Reproduce the passage on luxury craftsmanship companies, starting with "First, these companies" and going on through "chemicals are used.".

Provided text:
--------------------
First, these companies promote scarcity. Eschewing mass production, they produce a limited supply to implant the idea of exclusivity to each customer. Even if demand for a product is high, automation is resisted to keep everything handmade. For example, a single craftsman averages 32 hours to produce a single Hermes Kelly or Birkin bag, creating an average wait of four years per order. Hermes is known for buying leather after a thorough inspection and more than eight months of tanning with the extracts of oak. No chemicals are used.

Second, masterpiece companies operate in-house training and offer wealth and reputation for exceptional craftsmen. Hermes bag makers must first undergo five years of training. The companies also inherit craftsmanship and creativity across family generations. Romanee-Conti, one of the world's finest wine producers, maintains a unique terroir by retaining wine makers at vineyards even if ownership changes. There is also a culture of a respect for history and tradition on technology and craftsmanship as exemplified by Mercedes Benz. Mercedes Benz' Maybach line was inspired by Wilhelm Maybach, the chief designer at Mercedes in the early 20 th century.
--------------------
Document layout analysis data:
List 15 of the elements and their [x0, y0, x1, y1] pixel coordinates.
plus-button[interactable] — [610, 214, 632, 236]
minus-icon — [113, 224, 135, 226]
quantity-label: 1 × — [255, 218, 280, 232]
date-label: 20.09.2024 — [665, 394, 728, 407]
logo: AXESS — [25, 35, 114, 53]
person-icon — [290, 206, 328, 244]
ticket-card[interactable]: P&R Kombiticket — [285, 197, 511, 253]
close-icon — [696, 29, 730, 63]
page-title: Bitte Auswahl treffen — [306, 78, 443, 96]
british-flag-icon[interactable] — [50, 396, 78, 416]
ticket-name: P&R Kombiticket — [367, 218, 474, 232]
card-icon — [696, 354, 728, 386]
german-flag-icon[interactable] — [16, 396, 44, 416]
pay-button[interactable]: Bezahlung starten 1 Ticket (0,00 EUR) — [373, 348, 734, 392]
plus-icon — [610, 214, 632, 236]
--------------------
Problem solution:
First, these companies promote scarcity. Eschewing mass production, they produce a limited supply to implant the idea of exclusivity to each customer. Even if demand for a product is high, automation is resisted to keep everything handmade. For example, a single craftsman averages 32 hours to produce a single Hermes Kelly or Birkin bag, creating an average wait of four years per order. Hermes is known for buying leather after a thorough inspection and more than eight months of tanning with the extracts of oak. No chemicals are used.